■ Problem description
Send back the records in full, character for character.

·····

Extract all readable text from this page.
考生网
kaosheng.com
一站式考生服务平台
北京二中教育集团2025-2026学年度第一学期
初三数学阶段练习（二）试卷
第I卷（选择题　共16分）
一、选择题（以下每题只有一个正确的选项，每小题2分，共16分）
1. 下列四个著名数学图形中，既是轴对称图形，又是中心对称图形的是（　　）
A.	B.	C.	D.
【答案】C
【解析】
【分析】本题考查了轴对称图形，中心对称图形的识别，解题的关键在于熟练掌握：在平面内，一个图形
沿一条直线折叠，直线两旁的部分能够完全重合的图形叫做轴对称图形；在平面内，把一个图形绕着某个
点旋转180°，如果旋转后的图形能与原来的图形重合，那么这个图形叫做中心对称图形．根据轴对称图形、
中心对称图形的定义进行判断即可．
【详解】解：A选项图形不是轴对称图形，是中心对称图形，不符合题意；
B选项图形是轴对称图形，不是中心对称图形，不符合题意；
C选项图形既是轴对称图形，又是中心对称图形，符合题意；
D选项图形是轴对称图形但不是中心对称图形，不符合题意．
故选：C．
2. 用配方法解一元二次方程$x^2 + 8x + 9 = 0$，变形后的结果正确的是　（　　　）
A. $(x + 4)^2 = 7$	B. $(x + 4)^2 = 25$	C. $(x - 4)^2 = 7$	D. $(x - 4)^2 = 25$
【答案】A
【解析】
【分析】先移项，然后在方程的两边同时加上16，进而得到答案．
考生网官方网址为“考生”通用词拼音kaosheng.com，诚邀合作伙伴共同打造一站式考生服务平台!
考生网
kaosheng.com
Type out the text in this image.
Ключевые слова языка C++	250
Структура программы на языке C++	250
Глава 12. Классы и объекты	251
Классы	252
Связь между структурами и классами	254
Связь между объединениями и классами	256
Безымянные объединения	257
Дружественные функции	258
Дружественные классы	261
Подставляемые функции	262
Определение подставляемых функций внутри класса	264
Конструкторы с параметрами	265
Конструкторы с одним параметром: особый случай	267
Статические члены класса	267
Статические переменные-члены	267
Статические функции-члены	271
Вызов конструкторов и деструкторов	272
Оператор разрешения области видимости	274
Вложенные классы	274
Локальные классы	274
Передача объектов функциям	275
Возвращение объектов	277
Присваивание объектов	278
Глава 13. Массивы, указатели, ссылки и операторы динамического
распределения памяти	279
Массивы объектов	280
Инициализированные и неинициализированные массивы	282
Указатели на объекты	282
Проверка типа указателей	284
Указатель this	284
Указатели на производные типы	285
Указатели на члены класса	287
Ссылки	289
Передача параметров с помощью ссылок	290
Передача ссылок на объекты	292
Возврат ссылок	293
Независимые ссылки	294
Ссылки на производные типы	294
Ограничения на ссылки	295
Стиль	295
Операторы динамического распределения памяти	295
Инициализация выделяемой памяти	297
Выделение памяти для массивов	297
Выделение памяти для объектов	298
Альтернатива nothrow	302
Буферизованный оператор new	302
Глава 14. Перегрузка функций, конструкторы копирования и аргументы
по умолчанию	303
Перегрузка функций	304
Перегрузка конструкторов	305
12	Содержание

·····

■ Solution to this task
Extract all readable text from this page.
考生网
kaosheng.com
一站式考生服务平台
北京二中教育集团2025-2026学年度第一学期
初三数学阶段练习（二）试卷
第I卷（选择题　共16分）
一、选择题（以下每题只有一个正确的选项，每小题2分，共16分）
1. 下列四个著名数学图形中，既是轴对称图形，又是中心对称图形的是（　　）
A.	B.	C.	D.
【答案】C
【解析】
【分析】本题考查了轴对称图形，中心对称图形的识别，解题的关键在于熟练掌握：在平面内，一个图形
沿一条直线折叠，直线两旁的部分能够完全重合的图形叫做轴对称图形；在平面内，把一个图形绕着某个
点旋转180°，如果旋转后的图形能与原来的图形重合，那么这个图形叫做中心对称图形．根据轴对称图形、
中心对称图形的定义进行判断即可．
【详解】解：A选项图形不是轴对称图形，是中心对称图形，不符合题意；
B选项图形是轴对称图形，不是中心对称图形，不符合题意；
C选项图形既是轴对称图形，又是中心对称图形，符合题意；
D选项图形是轴对称图形但不是中心对称图形，不符合题意．
故选：C．
2. 用配方法解一元二次方程$x^2 + 8x + 9 = 0$，变形后的结果正确的是　（　　　）
A. $(x + 4)^2 = 7$	B. $(x + 4)^2 = 25$	C. $(x - 4)^2 = 7$	D. $(x - 4)^2 = 25$
【答案】A
【解析】
【分析】先移项，然后在方程的两边同时加上16，进而得到答案．
考生网官方网址为“考生”通用词拼音kaosheng.com，诚邀合作伙伴共同打造一站式考生服务平台!
考生网
kaosheng.com
Type out the text in this image.
Ключевые слова языка C++	250
Структура программы на языке C++	250
Глава 12. Классы и объекты	251
Классы	252
Связь между структурами и классами	254
Связь между объединениями и классами	256
Безымянные объединения	257
Дружественные функции	258
Дружественные классы	261
Подставляемые функции	262
Определение подставляемых функций внутри класса	264
Конструкторы с параметрами	265
Конструкторы с одним параметром: особый случай	267
Статические члены класса	267
Статические переменные-члены	267
Статические функции-члены	271
Вызов конструкторов и деструкторов	272
Оператор разрешения области видимости	274
Вложенные классы	274
Локальные классы	274
Передача объектов функциям	275
Возвращение объектов	277
Присваивание объектов	278
Глава 13. Массивы, указатели, ссылки и операторы динамического
распределения памяти	279
Массивы объектов	280
Инициализированные и неинициализированные массивы	282
Указатели на объекты	282
Проверка типа указателей	284
Указатель this	284
Указатели на производные типы	285
Указатели на члены класса	287
Ссылки	289
Передача параметров с помощью ссылок	290
Передача ссылок на объекты	292
Возврат ссылок	293
Независимые ссылки	294
Ссылки на производные типы	294
Ограничения на ссылки	295
Стиль	295
Операторы динамического распределения памяти	295
Инициализация выделяемой памяти	297
Выделение памяти для массивов	297
Выделение памяти для объектов	298
Альтернатива nothrow	302
Буферизованный оператор new	302
Глава 14. Перегрузка функций, конструкторы копирования и аргументы
по умолчанию	303
Перегрузка функций	304
Перегрузка конструкторов	305
12	Содержание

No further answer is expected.